## SET EXERCISE
Return all the data, word for word.

## SUPPLIED RECORDS
Start

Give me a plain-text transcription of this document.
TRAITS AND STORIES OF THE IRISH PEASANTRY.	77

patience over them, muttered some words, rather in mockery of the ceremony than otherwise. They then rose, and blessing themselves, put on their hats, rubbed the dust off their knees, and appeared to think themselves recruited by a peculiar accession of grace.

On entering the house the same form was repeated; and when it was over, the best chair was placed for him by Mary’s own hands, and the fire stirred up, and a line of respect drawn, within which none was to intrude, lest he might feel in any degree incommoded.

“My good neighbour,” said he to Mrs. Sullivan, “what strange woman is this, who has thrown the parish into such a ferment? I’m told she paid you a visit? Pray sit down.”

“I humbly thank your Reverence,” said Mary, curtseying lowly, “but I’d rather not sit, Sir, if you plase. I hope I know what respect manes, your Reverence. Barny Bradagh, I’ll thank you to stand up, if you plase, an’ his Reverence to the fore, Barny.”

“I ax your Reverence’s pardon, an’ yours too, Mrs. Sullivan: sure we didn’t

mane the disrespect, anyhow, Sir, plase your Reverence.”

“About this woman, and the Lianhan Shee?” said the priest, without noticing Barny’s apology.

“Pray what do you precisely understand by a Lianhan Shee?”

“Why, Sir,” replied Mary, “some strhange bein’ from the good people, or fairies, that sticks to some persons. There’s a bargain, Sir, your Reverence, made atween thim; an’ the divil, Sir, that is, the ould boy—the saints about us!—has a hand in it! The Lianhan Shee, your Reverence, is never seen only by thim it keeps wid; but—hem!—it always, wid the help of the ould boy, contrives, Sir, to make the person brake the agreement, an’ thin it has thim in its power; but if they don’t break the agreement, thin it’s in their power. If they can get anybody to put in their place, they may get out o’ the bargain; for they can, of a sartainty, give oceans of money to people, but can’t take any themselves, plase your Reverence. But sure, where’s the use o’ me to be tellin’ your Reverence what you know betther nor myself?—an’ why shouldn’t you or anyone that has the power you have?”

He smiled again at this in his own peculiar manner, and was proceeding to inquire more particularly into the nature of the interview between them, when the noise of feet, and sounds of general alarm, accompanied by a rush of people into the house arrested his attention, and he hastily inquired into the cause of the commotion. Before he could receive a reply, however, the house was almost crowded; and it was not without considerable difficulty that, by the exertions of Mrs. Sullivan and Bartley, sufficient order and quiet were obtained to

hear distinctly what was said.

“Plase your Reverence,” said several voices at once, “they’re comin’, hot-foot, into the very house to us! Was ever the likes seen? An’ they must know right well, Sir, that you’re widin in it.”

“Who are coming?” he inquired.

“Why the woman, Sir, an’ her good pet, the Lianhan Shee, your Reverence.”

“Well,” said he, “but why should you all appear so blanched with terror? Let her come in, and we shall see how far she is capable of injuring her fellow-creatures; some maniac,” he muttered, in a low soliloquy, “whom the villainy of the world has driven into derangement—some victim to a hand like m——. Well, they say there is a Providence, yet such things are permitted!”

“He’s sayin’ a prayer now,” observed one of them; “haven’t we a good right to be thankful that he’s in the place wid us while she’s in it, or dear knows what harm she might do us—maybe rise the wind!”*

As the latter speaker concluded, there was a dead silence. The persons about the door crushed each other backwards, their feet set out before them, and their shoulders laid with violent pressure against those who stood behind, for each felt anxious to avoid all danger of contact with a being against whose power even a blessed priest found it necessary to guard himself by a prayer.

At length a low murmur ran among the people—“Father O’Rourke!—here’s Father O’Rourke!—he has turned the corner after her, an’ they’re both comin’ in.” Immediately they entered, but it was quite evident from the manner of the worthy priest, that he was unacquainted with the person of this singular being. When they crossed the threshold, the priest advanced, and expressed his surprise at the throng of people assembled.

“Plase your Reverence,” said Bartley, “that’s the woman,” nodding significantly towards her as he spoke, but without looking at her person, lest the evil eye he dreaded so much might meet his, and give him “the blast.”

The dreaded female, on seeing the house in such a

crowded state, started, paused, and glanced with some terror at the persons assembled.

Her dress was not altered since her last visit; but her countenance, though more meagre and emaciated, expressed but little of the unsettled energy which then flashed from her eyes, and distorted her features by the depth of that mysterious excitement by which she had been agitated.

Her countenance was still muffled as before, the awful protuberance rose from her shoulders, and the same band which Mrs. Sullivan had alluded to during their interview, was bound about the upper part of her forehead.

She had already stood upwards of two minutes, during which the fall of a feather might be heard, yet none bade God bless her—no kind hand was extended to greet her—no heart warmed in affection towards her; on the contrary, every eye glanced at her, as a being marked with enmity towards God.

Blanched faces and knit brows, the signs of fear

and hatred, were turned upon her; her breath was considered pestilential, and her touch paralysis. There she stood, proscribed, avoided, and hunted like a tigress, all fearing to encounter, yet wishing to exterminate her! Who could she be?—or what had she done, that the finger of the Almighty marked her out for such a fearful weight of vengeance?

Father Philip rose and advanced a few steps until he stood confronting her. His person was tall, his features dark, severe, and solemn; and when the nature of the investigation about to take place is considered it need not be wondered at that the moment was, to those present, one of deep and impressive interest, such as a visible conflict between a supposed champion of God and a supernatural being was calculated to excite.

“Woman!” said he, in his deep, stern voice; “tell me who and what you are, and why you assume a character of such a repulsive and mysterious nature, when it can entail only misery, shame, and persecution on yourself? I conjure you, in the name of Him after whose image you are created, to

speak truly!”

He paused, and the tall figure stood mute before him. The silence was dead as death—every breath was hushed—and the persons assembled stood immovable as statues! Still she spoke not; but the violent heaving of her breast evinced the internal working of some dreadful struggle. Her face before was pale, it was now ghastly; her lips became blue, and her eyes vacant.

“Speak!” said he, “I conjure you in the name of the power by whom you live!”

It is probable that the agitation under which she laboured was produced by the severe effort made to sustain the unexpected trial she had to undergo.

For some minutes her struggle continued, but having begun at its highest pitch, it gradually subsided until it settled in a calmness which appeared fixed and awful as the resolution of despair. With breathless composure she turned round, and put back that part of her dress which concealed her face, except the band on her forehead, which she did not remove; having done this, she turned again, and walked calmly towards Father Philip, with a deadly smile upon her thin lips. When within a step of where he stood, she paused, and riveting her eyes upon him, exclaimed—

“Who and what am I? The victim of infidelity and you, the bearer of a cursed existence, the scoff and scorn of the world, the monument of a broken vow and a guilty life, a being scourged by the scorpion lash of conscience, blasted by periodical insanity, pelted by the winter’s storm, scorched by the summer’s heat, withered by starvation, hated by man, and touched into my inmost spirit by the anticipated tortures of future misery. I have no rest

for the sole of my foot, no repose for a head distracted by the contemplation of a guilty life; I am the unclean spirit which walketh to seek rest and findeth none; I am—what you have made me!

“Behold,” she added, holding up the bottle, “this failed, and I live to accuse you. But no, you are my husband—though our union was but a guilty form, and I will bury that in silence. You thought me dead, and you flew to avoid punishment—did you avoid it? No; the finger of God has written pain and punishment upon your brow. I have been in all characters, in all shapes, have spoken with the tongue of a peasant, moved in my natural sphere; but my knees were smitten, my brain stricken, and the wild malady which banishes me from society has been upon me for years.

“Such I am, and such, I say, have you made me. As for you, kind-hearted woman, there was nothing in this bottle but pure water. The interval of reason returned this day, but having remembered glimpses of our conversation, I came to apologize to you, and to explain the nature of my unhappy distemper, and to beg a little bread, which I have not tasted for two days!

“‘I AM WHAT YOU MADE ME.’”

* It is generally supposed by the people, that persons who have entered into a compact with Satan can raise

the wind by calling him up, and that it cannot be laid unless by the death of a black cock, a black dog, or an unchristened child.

End

## ANSWER TO THE EXERCISE
Give me a plain-text transcription of this document.
TRAITS AND STORIES OF THE IRISH PEASANTRY.	77

patience over them, muttered some words, rather in mockery of the ceremony than otherwise. They then rose, and blessing themselves, put on their hats, rubbed the dust off their knees, and appeared to think themselves recruited by a peculiar accession of grace.

On entering the house the same form was repeated; and when it was over, the best chair was placed for him by Mary’s own hands, and the fire stirred up, and a line of respect drawn, within which none was to intrude, lest he might feel in any degree incommoded.

“My good neighbour,” said he to Mrs. Sullivan, “what strange woman is this, who has thrown the parish into such a ferment? I’m told she paid you a visit? Pray sit down.”

“I humbly thank your Reverence,” said Mary, curtseying lowly, “but I’d rather not sit, Sir, if you plase. I hope I know what respect manes, your Reverence. Barny Bradagh, I’ll thank you to stand up, if you plase, an’ his Reverence to the fore, Barny.”

“I ax your Reverence’s pardon, an’ yours too, Mrs. Sullivan: sure we didn’t

mane the disrespect, anyhow, Sir, plase your Reverence.”

“About this woman, and the Lianhan Shee?” said the priest, without noticing Barny’s apology.

“Pray what do you precisely understand by a Lianhan Shee?”

“Why, Sir,” replied Mary, “some strhange bein’ from the good people, or fairies, that sticks to some persons. There’s a bargain, Sir, your Reverence, made atween thim; an’ the divil, Sir, that is, the ould boy—the saints about us!—has a hand in it! The Lianhan Shee, your Reverence, is never seen only by thim it keeps wid; but—hem!—it always, wid the help of the ould boy, contrives, Sir, to make the person brake the agreement, an’ thin it has thim in its power; but if they don’t break the agreement, thin it’s in their power. If they can get anybody to put in their place, they may get out o’ the bargain; for they can, of a sartainty, give oceans of money to people, but can’t take any themselves, plase your Reverence. But sure, where’s the use o’ me to be tellin’ your Reverence what you know betther nor myself?—an’ why shouldn’t you or anyone that has the power you have?”

He smiled again at this in his own peculiar manner, and was proceeding to inquire more particularly into the nature of the interview between them, when the noise of feet, and sounds of general alarm, accompanied by a rush of people into the house arrested his attention, and he hastily inquired into the cause of the commotion. Before he could receive a reply, however, the house was almost crowded; and it was not without considerable difficulty that, by the exertions of Mrs. Sullivan and Bartley, sufficient order and quiet were obtained to

hear distinctly what was said.

“Plase your Reverence,” said several voices at once, “they’re comin’, hot-foot, into the very house to us! Was ever the likes seen? An’ they must know right well, Sir, that you’re widin in it.”

“Who are coming?” he inquired.

“Why the woman, Sir, an’ her good pet, the Lianhan Shee, your Reverence.”

“Well,” said he, “but why should you all appear so blanched with terror? Let her come in, and we shall see how far she is capable of injuring her fellow-creatures; some maniac,” he muttered, in a low soliloquy, “whom the villainy of the world has driven into derangement—some victim to a hand like m——. Well, they say there is a Providence, yet such things are permitted!”

“He’s sayin’ a prayer now,” observed one of them; “haven’t we a good right to be thankful that he’s in the place wid us while she’s in it, or dear knows what harm she might do us—maybe rise the wind!”*

As the latter speaker concluded, there was a dead silence. The persons about the door crushed each other backwards, their feet set out before them, and their shoulders laid with violent pressure against those who stood behind, for each felt anxious to avoid all danger of contact with a being against whose power even a blessed priest found it necessary to guard himself by a prayer.

At length a low murmur ran among the people—“Father O’Rourke!—here’s Father O’Rourke!—he has turned the corner after her, an’ they’re both comin’ in.” Immediately they entered, but it was quite evident from the manner of the worthy priest, that he was unacquainted with the person of this singular being. When they crossed the threshold, the priest advanced, and expressed his surprise at the throng of people assembled.

“Plase your Reverence,” said Bartley, “that’s the woman,” nodding significantly towards her as he spoke, but without looking at her person, lest the evil eye he dreaded so much might meet his, and give him “the blast.”

The dreaded female, on seeing the house in such a

crowded state, started, paused, and glanced with some terror at the persons assembled.

Her dress was not altered since her last visit; but her countenance, though more meagre and emaciated, expressed but little of the unsettled energy which then flashed from her eyes, and distorted her features by the depth of that mysterious excitement by which she had been agitated.

Her countenance was still muffled as before, the awful protuberance rose from her shoulders, and the same band which Mrs. Sullivan had alluded to during their interview, was bound about the upper part of her forehead.

She had already stood upwards of two minutes, during which the fall of a feather might be heard, yet none bade God bless her—no kind hand was extended to greet her—no heart warmed in affection towards her; on the contrary, every eye glanced at her, as a being marked with enmity towards God.

Blanched faces and knit brows, the signs of fear

and hatred, were turned upon her; her breath was considered pestilential, and her touch paralysis. There she stood, proscribed, avoided, and hunted like a tigress, all fearing to encounter, yet wishing to exterminate her! Who could she be?—or what had she done, that the finger of the Almighty marked her out for such a fearful weight of vengeance?

Father Philip rose and advanced a few steps until he stood confronting her. His person was tall, his features dark, severe, and solemn; and when the nature of the investigation about to take place is considered it need not be wondered at that the moment was, to those present, one of deep and impressive interest, such as a visible conflict between a supposed champion of God and a supernatural being was calculated to excite.

“Woman!” said he, in his deep, stern voice; “tell me who and what you are, and why you assume a character of such a repulsive and mysterious nature, when it can entail only misery, shame, and persecution on yourself? I conjure you, in the name of Him after whose image you are created, to

speak truly!”

He paused, and the tall figure stood mute before him. The silence was dead as death—every breath was hushed—and the persons assembled stood immovable as statues! Still she spoke not; but the violent heaving of her breast evinced the internal working of some dreadful struggle. Her face before was pale, it was now ghastly; her lips became blue, and her eyes vacant.

“Speak!” said he, “I conjure you in the name of the power by whom you live!”

It is probable that the agitation under which she laboured was produced by the severe effort made to sustain the unexpected trial she had to undergo.

For some minutes her struggle continued, but having begun at its highest pitch, it gradually subsided until it settled in a calmness which appeared fixed and awful as the resolution of despair. With breathless composure she turned round, and put back that part of her dress which concealed her face, except the band on her forehead, which she did not remove; having done this, she turned again, and walked calmly towards Father Philip, with a deadly smile upon her thin lips. When within a step of where he stood, she paused, and riveting her eyes upon him, exclaimed—

“Who and what am I? The victim of infidelity and you, the bearer of a cursed existence, the scoff and scorn of the world, the monument of a broken vow and a guilty life, a being scourged by the scorpion lash of conscience, blasted by periodical insanity, pelted by the winter’s storm, scorched by the summer’s heat, withered by starvation, hated by man, and touched into my inmost spirit by the anticipated tortures of future misery. I have no rest

for the sole of my foot, no repose for a head distracted by the contemplation of a guilty life; I am the unclean spirit which walketh to seek rest and findeth none; I am—what you have made me!

“Behold,” she added, holding up the bottle, “this failed, and I live to accuse you. But no, you are my husband—though our union was but a guilty form, and I will bury that in silence. You thought me dead, and you flew to avoid punishment—did you avoid it? No; the finger of God has written pain and punishment upon your brow. I have been in all characters, in all shapes, have spoken with the tongue of a peasant, moved in my natural sphere; but my knees were smitten, my brain stricken, and the wild malady which banishes me from society has been upon me for years.

“Such I am, and such, I say, have you made me. As for you, kind-hearted woman, there was nothing in this bottle but pure water. The interval of reason returned this day, but having remembered glimpses of our conversation, I came to apologize to you, and to explain the nature of my unhappy distemper, and to beg a little bread, which I have not tasted for two days!

“‘I AM WHAT YOU MADE ME.’”

* It is generally supposed by the people, that persons who have entered into a compact with Satan can raise

the wind by calling him up, and that it cannot be laid unless by the death of a black cock, a black dog, or an unchristened child.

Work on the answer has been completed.